Begin

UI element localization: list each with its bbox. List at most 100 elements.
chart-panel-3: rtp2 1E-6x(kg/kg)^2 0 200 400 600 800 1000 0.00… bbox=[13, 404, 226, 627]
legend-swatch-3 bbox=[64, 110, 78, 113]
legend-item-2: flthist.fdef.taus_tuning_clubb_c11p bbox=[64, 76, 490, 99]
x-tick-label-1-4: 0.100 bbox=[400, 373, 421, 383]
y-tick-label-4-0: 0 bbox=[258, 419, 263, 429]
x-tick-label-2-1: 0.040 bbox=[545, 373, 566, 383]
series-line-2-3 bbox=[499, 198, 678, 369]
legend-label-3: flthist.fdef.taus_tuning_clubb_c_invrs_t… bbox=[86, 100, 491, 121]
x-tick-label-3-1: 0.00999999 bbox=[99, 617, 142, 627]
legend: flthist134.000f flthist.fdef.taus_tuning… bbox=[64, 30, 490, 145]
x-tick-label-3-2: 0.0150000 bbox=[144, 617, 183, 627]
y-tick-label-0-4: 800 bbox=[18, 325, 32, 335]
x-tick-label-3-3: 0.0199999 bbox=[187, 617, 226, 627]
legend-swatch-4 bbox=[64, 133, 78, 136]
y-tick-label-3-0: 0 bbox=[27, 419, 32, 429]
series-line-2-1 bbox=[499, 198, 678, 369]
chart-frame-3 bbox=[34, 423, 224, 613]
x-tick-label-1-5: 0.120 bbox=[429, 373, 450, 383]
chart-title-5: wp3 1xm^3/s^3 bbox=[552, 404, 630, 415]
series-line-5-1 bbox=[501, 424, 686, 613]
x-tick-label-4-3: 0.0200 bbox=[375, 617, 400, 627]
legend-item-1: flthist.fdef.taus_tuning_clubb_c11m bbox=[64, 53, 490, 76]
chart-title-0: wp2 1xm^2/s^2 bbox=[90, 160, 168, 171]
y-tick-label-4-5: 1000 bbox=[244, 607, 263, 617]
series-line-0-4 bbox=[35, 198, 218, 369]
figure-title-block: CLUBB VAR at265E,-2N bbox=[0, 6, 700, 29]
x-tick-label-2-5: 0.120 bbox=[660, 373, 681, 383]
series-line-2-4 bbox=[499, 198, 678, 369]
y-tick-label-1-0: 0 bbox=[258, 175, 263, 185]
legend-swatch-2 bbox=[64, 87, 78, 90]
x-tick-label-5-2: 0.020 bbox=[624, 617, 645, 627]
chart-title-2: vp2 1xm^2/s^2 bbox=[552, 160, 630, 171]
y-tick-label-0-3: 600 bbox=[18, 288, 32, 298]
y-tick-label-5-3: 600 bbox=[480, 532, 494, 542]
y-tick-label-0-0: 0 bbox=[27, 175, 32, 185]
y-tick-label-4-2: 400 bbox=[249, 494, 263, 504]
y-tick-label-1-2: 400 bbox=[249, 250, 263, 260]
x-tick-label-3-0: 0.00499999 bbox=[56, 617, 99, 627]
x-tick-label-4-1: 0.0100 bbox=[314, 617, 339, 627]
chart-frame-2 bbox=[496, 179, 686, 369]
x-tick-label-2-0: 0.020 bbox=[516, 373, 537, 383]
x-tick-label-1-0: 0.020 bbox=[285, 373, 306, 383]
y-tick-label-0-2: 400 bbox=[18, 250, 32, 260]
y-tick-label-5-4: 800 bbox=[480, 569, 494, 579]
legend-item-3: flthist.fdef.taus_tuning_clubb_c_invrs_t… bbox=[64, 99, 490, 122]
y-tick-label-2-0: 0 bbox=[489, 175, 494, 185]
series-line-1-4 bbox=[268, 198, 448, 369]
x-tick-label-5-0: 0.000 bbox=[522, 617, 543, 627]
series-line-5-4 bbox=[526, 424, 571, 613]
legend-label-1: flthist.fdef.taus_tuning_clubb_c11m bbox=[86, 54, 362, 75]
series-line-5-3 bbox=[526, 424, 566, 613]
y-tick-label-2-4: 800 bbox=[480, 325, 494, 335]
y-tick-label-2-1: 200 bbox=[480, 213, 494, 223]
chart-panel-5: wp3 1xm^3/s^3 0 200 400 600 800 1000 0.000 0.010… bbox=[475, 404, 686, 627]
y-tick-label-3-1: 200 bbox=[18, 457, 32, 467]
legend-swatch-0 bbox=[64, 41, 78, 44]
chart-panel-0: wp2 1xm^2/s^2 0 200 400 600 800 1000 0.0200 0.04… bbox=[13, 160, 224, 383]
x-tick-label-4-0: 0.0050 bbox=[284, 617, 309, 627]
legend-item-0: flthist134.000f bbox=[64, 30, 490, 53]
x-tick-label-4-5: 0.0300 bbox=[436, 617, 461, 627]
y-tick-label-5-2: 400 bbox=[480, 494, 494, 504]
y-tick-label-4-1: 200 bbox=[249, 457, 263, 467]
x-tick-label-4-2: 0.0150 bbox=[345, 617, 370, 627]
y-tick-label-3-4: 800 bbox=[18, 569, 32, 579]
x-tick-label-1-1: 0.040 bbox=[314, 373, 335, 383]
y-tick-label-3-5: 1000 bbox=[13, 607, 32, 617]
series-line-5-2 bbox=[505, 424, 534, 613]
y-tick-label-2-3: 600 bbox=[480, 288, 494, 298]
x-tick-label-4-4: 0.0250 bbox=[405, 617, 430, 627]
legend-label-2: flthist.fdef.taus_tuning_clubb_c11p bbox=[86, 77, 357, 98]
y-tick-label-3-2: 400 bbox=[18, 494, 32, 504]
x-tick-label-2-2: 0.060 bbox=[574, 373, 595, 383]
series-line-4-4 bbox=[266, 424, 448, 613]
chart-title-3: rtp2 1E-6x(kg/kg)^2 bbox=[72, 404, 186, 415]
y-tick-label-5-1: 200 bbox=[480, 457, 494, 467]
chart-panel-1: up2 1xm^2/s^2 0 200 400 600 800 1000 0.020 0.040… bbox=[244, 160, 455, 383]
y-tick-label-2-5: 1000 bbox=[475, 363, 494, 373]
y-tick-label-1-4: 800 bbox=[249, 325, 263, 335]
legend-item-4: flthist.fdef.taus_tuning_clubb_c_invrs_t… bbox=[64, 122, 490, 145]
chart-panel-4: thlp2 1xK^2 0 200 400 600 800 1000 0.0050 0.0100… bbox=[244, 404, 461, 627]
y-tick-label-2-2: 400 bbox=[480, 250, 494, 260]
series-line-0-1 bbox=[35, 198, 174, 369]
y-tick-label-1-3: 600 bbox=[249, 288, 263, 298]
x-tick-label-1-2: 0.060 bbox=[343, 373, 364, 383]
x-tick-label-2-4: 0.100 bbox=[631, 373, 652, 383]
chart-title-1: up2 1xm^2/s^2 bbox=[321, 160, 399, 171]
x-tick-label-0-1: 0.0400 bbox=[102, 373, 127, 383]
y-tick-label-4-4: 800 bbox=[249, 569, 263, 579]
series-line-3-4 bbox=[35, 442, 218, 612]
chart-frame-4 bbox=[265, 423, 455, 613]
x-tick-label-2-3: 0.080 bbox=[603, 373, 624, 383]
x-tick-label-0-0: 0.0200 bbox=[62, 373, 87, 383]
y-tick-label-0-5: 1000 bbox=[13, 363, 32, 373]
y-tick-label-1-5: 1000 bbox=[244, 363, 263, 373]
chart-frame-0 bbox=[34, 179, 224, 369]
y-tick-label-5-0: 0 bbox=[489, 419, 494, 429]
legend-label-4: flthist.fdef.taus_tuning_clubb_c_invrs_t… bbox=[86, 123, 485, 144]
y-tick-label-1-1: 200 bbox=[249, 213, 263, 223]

End

Which lines in the material above contain the string "swatch"? Return every one of them in full, treating uppercase and lowercase letters as different.

**Solution for this problem**:
legend-swatch-3 bbox=[64, 110, 78, 113]
legend-swatch-4 bbox=[64, 133, 78, 136]
legend-swatch-2 bbox=[64, 87, 78, 90]
legend-swatch-0 bbox=[64, 41, 78, 44]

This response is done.